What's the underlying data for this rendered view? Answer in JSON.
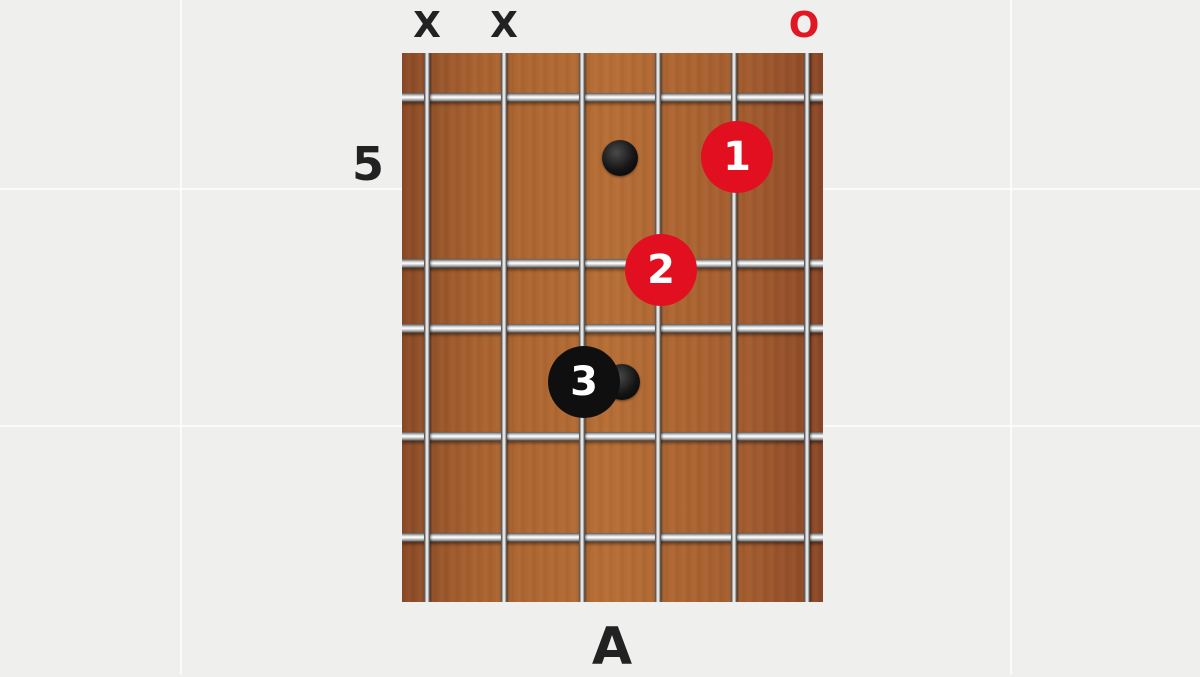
{
  "colors": {
    "muted": "#222222",
    "open": "#e01823",
    "finger_red": "#e10f1f",
    "finger_black": "#0f0f0f",
    "wood": "#b06a34"
  },
  "chord": {
    "name": "A",
    "start_fret": "5",
    "string_markers": [
      "X",
      "X",
      "",
      "",
      "",
      "O"
    ],
    "fingers": [
      {
        "label": "1",
        "string": 5,
        "fret": 1,
        "color": "red"
      },
      {
        "label": "2",
        "string": 4,
        "fret": 2,
        "color": "red"
      },
      {
        "label": "3",
        "string": 3,
        "fret": 3,
        "color": "black"
      }
    ],
    "inlays": [
      {
        "string_gap": "3-4",
        "fret": 1
      },
      {
        "string_gap": "3-4",
        "fret": 3
      }
    ]
  }
}
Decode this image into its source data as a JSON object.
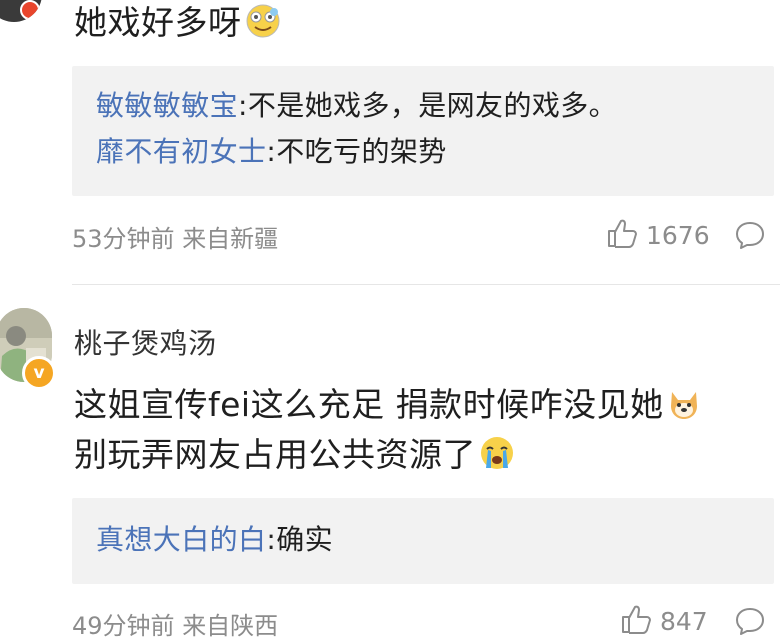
{
  "comment1": {
    "text": "她戏好多呀",
    "emoji": "laugh-cry-emoji",
    "replies": [
      {
        "user": "敏敏敏敏宝",
        "text": "不是她戏多，是网友的戏多。"
      },
      {
        "user": "靡不有初女士",
        "text": "不吃亏的架势"
      }
    ],
    "time": "53分钟前",
    "location": "来自新疆",
    "likes": "1676"
  },
  "comment2": {
    "username": "桃子煲鸡汤",
    "badge": "v",
    "line1": "这姐宣传fei这么充足 捐款时候咋没见她",
    "line1_emoji": "doge-emoji",
    "line2": "别玩弄网友占用公共资源了",
    "line2_emoji": "crying-emoji",
    "replies": [
      {
        "user": "真想大白的白",
        "text": "确实"
      }
    ],
    "time": "49分钟前",
    "location": "来自陕西",
    "likes": "847"
  },
  "colors": {
    "reply_user": "#4b73b8",
    "reply_bg": "#f2f2f2",
    "meta": "#8c8c8c"
  }
}
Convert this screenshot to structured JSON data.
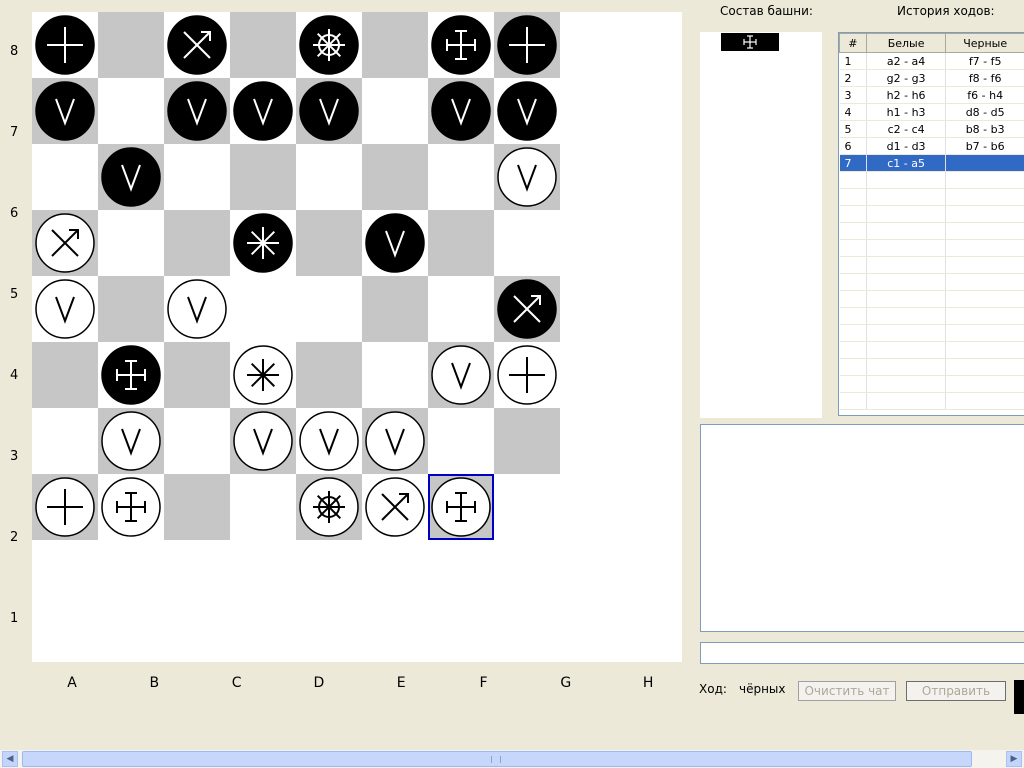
{
  "board": {
    "ranks": [
      "8",
      "7",
      "6",
      "5",
      "4",
      "3",
      "2",
      "1"
    ],
    "files": [
      "A",
      "B",
      "C",
      "D",
      "E",
      "F",
      "G",
      "H"
    ],
    "rows": [
      [
        "bK",
        "g",
        "bX",
        "g",
        "bW",
        "g",
        "bT",
        "bK"
      ],
      [
        "bV",
        "w",
        "bV",
        "bV",
        "bV",
        "w",
        "bV",
        "bV"
      ],
      [
        "w",
        "bV",
        "w",
        "g",
        "w",
        "g",
        "w",
        "wV"
      ],
      [
        "wX",
        "w",
        "g",
        "bS",
        "g",
        "bV",
        "g",
        "w"
      ],
      [
        "wV",
        "g",
        "wV",
        "w",
        "w",
        "g",
        "w",
        "bX"
      ],
      [
        "g",
        "bT",
        "g",
        "wS",
        "g",
        "w",
        "wV",
        "wK"
      ],
      [
        "w",
        "wV",
        "w",
        "wV",
        "wV",
        "wV",
        "w",
        "g"
      ],
      [
        "wK",
        "wT",
        "g",
        "w",
        "wW",
        "wX",
        "wT",
        "w"
      ]
    ],
    "selected_square": "g1"
  },
  "tower": {
    "title": "Состав башни:"
  },
  "history": {
    "title": "История ходов:",
    "columns": [
      "#",
      "Белые",
      "Черные"
    ],
    "rows": [
      [
        "1",
        "a2 - a4",
        "f7 - f5"
      ],
      [
        "2",
        "g2 - g3",
        "f8 - f6"
      ],
      [
        "3",
        "h2 - h6",
        "f6 - h4"
      ],
      [
        "4",
        "h1 - h3",
        "d8 - d5"
      ],
      [
        "5",
        "c2 - c4",
        "b8 - b3"
      ],
      [
        "6",
        "d1 - d3",
        "b7 - b6"
      ],
      [
        "7",
        "c1 - a5",
        ""
      ]
    ],
    "selected_row": 6
  },
  "status": {
    "turn_label": "Ход:",
    "turn_value": "чёрных"
  },
  "buttons": {
    "clear_chat": "Очистить чат",
    "send": "Отправить"
  },
  "colors": {
    "dark_square": "#c6c6c6",
    "light_square": "#ffffff",
    "selection": "#0000c0",
    "selected_row": "#316ac5"
  }
}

■ **TASK DETAILS**
Copy every line of the data exactly as written, excluding the pictures.

■ **TASK ANSWER**
What's the underlying data for this rendered view? Answer in JSON.
{
  "colors": {
    "muted": "#222222",
    "open": "#e01823",
    "finger_red": "#e10f1f",
    "finger_black": "#0f0f0f",
    "wood": "#b06a34"
  },
  "chord": {
    "name": "A",
    "start_fret": "5",
    "string_markers": [
      "X",
      "X",
      "",
      "",
      "",
      "O"
    ],
    "fingers": [
      {
        "label": "1",
        "string": 5,
        "fret": 1,
        "color": "red"
      },
      {
        "label": "2",
        "string": 4,
        "fret": 2,
        "color": "red"
      },
      {
        "label": "3",
        "string": 3,
        "fret": 3,
        "color": "black"
      }
    ],
    "inlays": [
      {
        "string_gap": "3-4",
        "fret": 1
      },
      {
        "string_gap": "3-4",
        "fret": 3
      }
    ]
  }
}
Decode this image into its source data as a JSON object.
{
  "comment1": {
    "text": "她戏好多呀",
    "emoji": "laugh-cry-emoji",
    "replies": [
      {
        "user": "敏敏敏敏宝",
        "text": "不是她戏多，是网友的戏多。"
      },
      {
        "user": "靡不有初女士",
        "text": "不吃亏的架势"
      }
    ],
    "time": "53分钟前",
    "location": "来自新疆",
    "likes": "1676"
  },
  "comment2": {
    "username": "桃子煲鸡汤",
    "badge": "v",
    "line1": "这姐宣传fei这么充足 捐款时候咋没见她",
    "line1_emoji": "doge-emoji",
    "line2": "别玩弄网友占用公共资源了",
    "line2_emoji": "crying-emoji",
    "replies": [
      {
        "user": "真想大白的白",
        "text": "确实"
      }
    ],
    "time": "49分钟前",
    "location": "来自陕西",
    "likes": "847"
  },
  "colors": {
    "reply_user": "#4b73b8",
    "reply_bg": "#f2f2f2",
    "meta": "#8c8c8c"
  }
}
Convert this screenshot to structured JSON data.
{
  "board": {
    "ranks": [
      "8",
      "7",
      "6",
      "5",
      "4",
      "3",
      "2",
      "1"
    ],
    "files": [
      "A",
      "B",
      "C",
      "D",
      "E",
      "F",
      "G",
      "H"
    ],
    "rows": [
      [
        "bK",
        "g",
        "bX",
        "g",
        "bW",
        "g",
        "bT",
        "bK"
      ],
      [
        "bV",
        "w",
        "bV",
        "bV",
        "bV",
        "w",
        "bV",
        "bV"
      ],
      [
        "w",
        "bV",
        "w",
        "g",
        "w",
        "g",
        "w",
        "wV"
      ],
      [
        "wX",
        "w",
        "g",
        "bS",
        "g",
        "bV",
        "g",
        "w"
      ],
      [
        "wV",
        "g",
        "wV",
        "w",
        "w",
        "g",
        "w",
        "bX"
      ],
      [
        "g",
        "bT",
        "g",
        "wS",
        "g",
        "w",
        "wV",
        "wK"
      ],
      [
        "w",
        "wV",
        "w",
        "wV",
        "wV",
        "wV",
        "w",
        "g"
      ],
      [
        "wK",
        "wT",
        "g",
        "w",
        "wW",
        "wX",
        "wT",
        "w"
      ]
    ],
    "selected_square": "g1"
  },
  "tower": {
    "title": "Состав башни:"
  },
  "history": {
    "title": "История ходов:",
    "columns": [
      "#",
      "Белые",
      "Черные"
    ],
    "rows": [
      [
        "1",
        "a2 - a4",
        "f7 - f5"
      ],
      [
        "2",
        "g2 - g3",
        "f8 - f6"
      ],
      [
        "3",
        "h2 - h6",
        "f6 - h4"
      ],
      [
        "4",
        "h1 - h3",
        "d8 - d5"
      ],
      [
        "5",
        "c2 - c4",
        "b8 - b3"
      ],
      [
        "6",
        "d1 - d3",
        "b7 - b6"
      ],
      [
        "7",
        "c1 - a5",
        ""
      ]
    ],
    "selected_row": 6
  },
  "status": {
    "turn_label": "Ход:",
    "turn_value": "чёрных"
  },
  "buttons": {
    "clear_chat": "Очистить чат",
    "send": "Отправить"
  },
  "colors": {
    "dark_square": "#c6c6c6",
    "light_square": "#ffffff",
    "selection": "#0000c0",
    "selected_row": "#316ac5"
  }
}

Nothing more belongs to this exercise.